▶ _PROVIDED RECORDS_
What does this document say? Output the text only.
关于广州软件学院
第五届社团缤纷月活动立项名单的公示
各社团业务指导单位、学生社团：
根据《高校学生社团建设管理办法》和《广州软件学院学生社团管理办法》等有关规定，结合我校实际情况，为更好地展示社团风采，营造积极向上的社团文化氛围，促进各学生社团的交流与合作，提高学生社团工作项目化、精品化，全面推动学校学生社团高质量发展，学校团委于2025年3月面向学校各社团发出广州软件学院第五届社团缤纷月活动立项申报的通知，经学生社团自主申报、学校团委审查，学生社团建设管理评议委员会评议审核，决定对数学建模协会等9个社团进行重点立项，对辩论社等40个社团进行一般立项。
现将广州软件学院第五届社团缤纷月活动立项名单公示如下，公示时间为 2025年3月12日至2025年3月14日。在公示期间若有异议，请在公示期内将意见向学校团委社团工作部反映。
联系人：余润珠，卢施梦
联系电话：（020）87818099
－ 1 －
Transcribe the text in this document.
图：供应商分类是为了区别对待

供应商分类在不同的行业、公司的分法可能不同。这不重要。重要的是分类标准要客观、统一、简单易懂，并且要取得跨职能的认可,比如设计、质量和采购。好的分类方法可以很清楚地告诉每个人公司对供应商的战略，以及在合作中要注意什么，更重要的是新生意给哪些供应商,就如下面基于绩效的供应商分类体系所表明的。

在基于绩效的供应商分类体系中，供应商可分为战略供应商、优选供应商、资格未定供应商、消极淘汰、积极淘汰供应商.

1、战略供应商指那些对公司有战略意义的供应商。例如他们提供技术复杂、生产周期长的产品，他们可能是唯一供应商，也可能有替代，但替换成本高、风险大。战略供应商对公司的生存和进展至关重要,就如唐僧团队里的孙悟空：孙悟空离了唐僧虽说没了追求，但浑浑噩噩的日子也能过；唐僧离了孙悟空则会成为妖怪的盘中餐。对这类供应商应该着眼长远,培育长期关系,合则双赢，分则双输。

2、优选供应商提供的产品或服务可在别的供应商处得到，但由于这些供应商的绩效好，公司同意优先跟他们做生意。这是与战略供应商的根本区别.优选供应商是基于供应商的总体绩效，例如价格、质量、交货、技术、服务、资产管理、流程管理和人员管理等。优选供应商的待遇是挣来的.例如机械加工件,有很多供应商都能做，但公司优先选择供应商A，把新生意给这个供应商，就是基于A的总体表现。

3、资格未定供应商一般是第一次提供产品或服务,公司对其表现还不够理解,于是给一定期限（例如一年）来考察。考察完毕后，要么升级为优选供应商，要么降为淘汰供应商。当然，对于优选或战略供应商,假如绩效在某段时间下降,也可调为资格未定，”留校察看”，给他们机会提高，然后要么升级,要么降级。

▶ _EXERCISE AIM_
Write the data out again in full and exactly.

▶ _FINISHED ANSWER_
What does this document say? Output the text only.
关于广州软件学院
第五届社团缤纷月活动立项名单的公示
各社团业务指导单位、学生社团：
根据《高校学生社团建设管理办法》和《广州软件学院学生社团管理办法》等有关规定，结合我校实际情况，为更好地展示社团风采，营造积极向上的社团文化氛围，促进各学生社团的交流与合作，提高学生社团工作项目化、精品化，全面推动学校学生社团高质量发展，学校团委于2025年3月面向学校各社团发出广州软件学院第五届社团缤纷月活动立项申报的通知，经学生社团自主申报、学校团委审查，学生社团建设管理评议委员会评议审核，决定对数学建模协会等9个社团进行重点立项，对辩论社等40个社团进行一般立项。
现将广州软件学院第五届社团缤纷月活动立项名单公示如下，公示时间为 2025年3月12日至2025年3月14日。在公示期间若有异议，请在公示期内将意见向学校团委社团工作部反映。
联系人：余润珠，卢施梦
联系电话：（020）87818099
－ 1 －
Transcribe the text in this document.
图：供应商分类是为了区别对待

供应商分类在不同的行业、公司的分法可能不同。这不重要。重要的是分类标准要客观、统一、简单易懂，并且要取得跨职能的认可,比如设计、质量和采购。好的分类方法可以很清楚地告诉每个人公司对供应商的战略，以及在合作中要注意什么，更重要的是新生意给哪些供应商,就如下面基于绩效的供应商分类体系所表明的。

在基于绩效的供应商分类体系中，供应商可分为战略供应商、优选供应商、资格未定供应商、消极淘汰、积极淘汰供应商.

1、战略供应商指那些对公司有战略意义的供应商。例如他们提供技术复杂、生产周期长的产品，他们可能是唯一供应商，也可能有替代，但替换成本高、风险大。战略供应商对公司的生存和进展至关重要,就如唐僧团队里的孙悟空：孙悟空离了唐僧虽说没了追求，但浑浑噩噩的日子也能过；唐僧离了孙悟空则会成为妖怪的盘中餐。对这类供应商应该着眼长远,培育长期关系,合则双赢，分则双输。

2、优选供应商提供的产品或服务可在别的供应商处得到，但由于这些供应商的绩效好，公司同意优先跟他们做生意。这是与战略供应商的根本区别.优选供应商是基于供应商的总体绩效，例如价格、质量、交货、技术、服务、资产管理、流程管理和人员管理等。优选供应商的待遇是挣来的.例如机械加工件,有很多供应商都能做，但公司优先选择供应商A，把新生意给这个供应商，就是基于A的总体表现。

3、资格未定供应商一般是第一次提供产品或服务,公司对其表现还不够理解,于是给一定期限（例如一年）来考察。考察完毕后，要么升级为优选供应商，要么降为淘汰供应商。当然，对于优选或战略供应商,假如绩效在某段时间下降,也可调为资格未定，”留校察看”，给他们机会提高，然后要么升级,要么降级。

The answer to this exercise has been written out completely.